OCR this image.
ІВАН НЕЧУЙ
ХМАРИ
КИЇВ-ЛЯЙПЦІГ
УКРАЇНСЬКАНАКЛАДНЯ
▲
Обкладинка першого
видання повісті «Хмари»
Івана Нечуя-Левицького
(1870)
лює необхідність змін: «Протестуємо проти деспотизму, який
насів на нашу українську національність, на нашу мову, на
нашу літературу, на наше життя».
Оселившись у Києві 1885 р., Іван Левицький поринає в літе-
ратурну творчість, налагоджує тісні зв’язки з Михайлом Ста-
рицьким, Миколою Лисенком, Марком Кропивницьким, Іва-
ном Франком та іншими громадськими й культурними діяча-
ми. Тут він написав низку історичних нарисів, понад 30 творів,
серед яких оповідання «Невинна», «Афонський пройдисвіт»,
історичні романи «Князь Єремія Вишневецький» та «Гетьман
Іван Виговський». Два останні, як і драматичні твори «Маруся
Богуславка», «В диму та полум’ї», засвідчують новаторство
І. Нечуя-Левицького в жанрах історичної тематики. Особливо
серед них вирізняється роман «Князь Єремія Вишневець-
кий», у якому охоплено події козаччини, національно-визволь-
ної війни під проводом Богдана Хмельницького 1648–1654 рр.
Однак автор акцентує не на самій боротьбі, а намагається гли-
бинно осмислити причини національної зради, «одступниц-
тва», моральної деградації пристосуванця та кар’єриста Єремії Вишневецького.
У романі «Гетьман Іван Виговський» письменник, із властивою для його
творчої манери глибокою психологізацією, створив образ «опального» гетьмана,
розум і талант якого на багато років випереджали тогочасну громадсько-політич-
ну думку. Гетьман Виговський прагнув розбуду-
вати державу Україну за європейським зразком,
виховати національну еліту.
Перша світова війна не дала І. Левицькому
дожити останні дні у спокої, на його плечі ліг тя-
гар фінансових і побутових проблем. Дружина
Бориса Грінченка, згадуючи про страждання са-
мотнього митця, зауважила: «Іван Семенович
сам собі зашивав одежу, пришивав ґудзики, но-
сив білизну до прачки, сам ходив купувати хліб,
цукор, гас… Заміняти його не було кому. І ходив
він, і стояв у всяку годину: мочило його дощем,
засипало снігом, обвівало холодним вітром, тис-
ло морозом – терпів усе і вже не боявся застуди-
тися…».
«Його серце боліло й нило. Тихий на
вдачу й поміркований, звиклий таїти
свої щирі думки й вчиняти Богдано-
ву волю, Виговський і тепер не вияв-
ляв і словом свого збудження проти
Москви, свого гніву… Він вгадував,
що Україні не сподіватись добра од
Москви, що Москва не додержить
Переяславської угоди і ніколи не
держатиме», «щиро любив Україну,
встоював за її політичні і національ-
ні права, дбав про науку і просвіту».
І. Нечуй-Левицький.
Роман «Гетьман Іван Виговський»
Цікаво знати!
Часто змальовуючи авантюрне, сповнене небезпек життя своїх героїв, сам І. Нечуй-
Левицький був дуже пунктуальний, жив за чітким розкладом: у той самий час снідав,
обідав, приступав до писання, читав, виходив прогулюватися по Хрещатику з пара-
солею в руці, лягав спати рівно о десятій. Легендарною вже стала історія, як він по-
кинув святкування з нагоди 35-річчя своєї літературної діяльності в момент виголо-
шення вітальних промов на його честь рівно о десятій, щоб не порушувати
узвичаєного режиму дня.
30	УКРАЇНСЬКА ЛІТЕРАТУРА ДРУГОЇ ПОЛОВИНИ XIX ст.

▸ Short task: Please output the complete data exactly.

▸ Solution to the problem:
OCR this image.
ІВАН НЕЧУЙ
ХМАРИ
КИЇВ-ЛЯЙПЦІГ
УКРАЇНСЬКАНАКЛАДНЯ
▲
Обкладинка першого
видання повісті «Хмари»
Івана Нечуя-Левицького
(1870)
лює необхідність змін: «Протестуємо проти деспотизму, який
насів на нашу українську національність, на нашу мову, на
нашу літературу, на наше життя».
Оселившись у Києві 1885 р., Іван Левицький поринає в літе-
ратурну творчість, налагоджує тісні зв’язки з Михайлом Ста-
рицьким, Миколою Лисенком, Марком Кропивницьким, Іва-
ном Франком та іншими громадськими й культурними діяча-
ми. Тут він написав низку історичних нарисів, понад 30 творів,
серед яких оповідання «Невинна», «Афонський пройдисвіт»,
історичні романи «Князь Єремія Вишневецький» та «Гетьман
Іван Виговський». Два останні, як і драматичні твори «Маруся
Богуславка», «В диму та полум’ї», засвідчують новаторство
І. Нечуя-Левицького в жанрах історичної тематики. Особливо
серед них вирізняється роман «Князь Єремія Вишневець-
кий», у якому охоплено події козаччини, національно-визволь-
ної війни під проводом Богдана Хмельницького 1648–1654 рр.
Однак автор акцентує не на самій боротьбі, а намагається гли-
бинно осмислити причини національної зради, «одступниц-
тва», моральної деградації пристосуванця та кар’єриста Єремії Вишневецького.
У романі «Гетьман Іван Виговський» письменник, із властивою для його
творчої манери глибокою психологізацією, створив образ «опального» гетьмана,
розум і талант якого на багато років випереджали тогочасну громадсько-політич-
ну думку. Гетьман Виговський прагнув розбуду-
вати державу Україну за європейським зразком,
виховати національну еліту.
Перша світова війна не дала І. Левицькому
дожити останні дні у спокої, на його плечі ліг тя-
гар фінансових і побутових проблем. Дружина
Бориса Грінченка, згадуючи про страждання са-
мотнього митця, зауважила: «Іван Семенович
сам собі зашивав одежу, пришивав ґудзики, но-
сив білизну до прачки, сам ходив купувати хліб,
цукор, гас… Заміняти його не було кому. І ходив
він, і стояв у всяку годину: мочило його дощем,
засипало снігом, обвівало холодним вітром, тис-
ло морозом – терпів усе і вже не боявся застуди-
тися…».
«Його серце боліло й нило. Тихий на
вдачу й поміркований, звиклий таїти
свої щирі думки й вчиняти Богдано-
ву волю, Виговський і тепер не вияв-
ляв і словом свого збудження проти
Москви, свого гніву… Він вгадував,
що Україні не сподіватись добра од
Москви, що Москва не додержить
Переяславської угоди і ніколи не
держатиме», «щиро любив Україну,
встоював за її політичні і національ-
ні права, дбав про науку і просвіту».
І. Нечуй-Левицький.
Роман «Гетьман Іван Виговський»
Цікаво знати!
Часто змальовуючи авантюрне, сповнене небезпек життя своїх героїв, сам І. Нечуй-
Левицький був дуже пунктуальний, жив за чітким розкладом: у той самий час снідав,
обідав, приступав до писання, читав, виходив прогулюватися по Хрещатику з пара-
солею в руці, лягав спати рівно о десятій. Легендарною вже стала історія, як він по-
кинув святкування з нагоди 35-річчя своєї літературної діяльності в момент виголо-
шення вітальних промов на його честь рівно о десятій, щоб не порушувати
узвичаєного режиму дня.
30	УКРАЇНСЬКА ЛІТЕРАТУРА ДРУГОЇ ПОЛОВИНИ XIX ст.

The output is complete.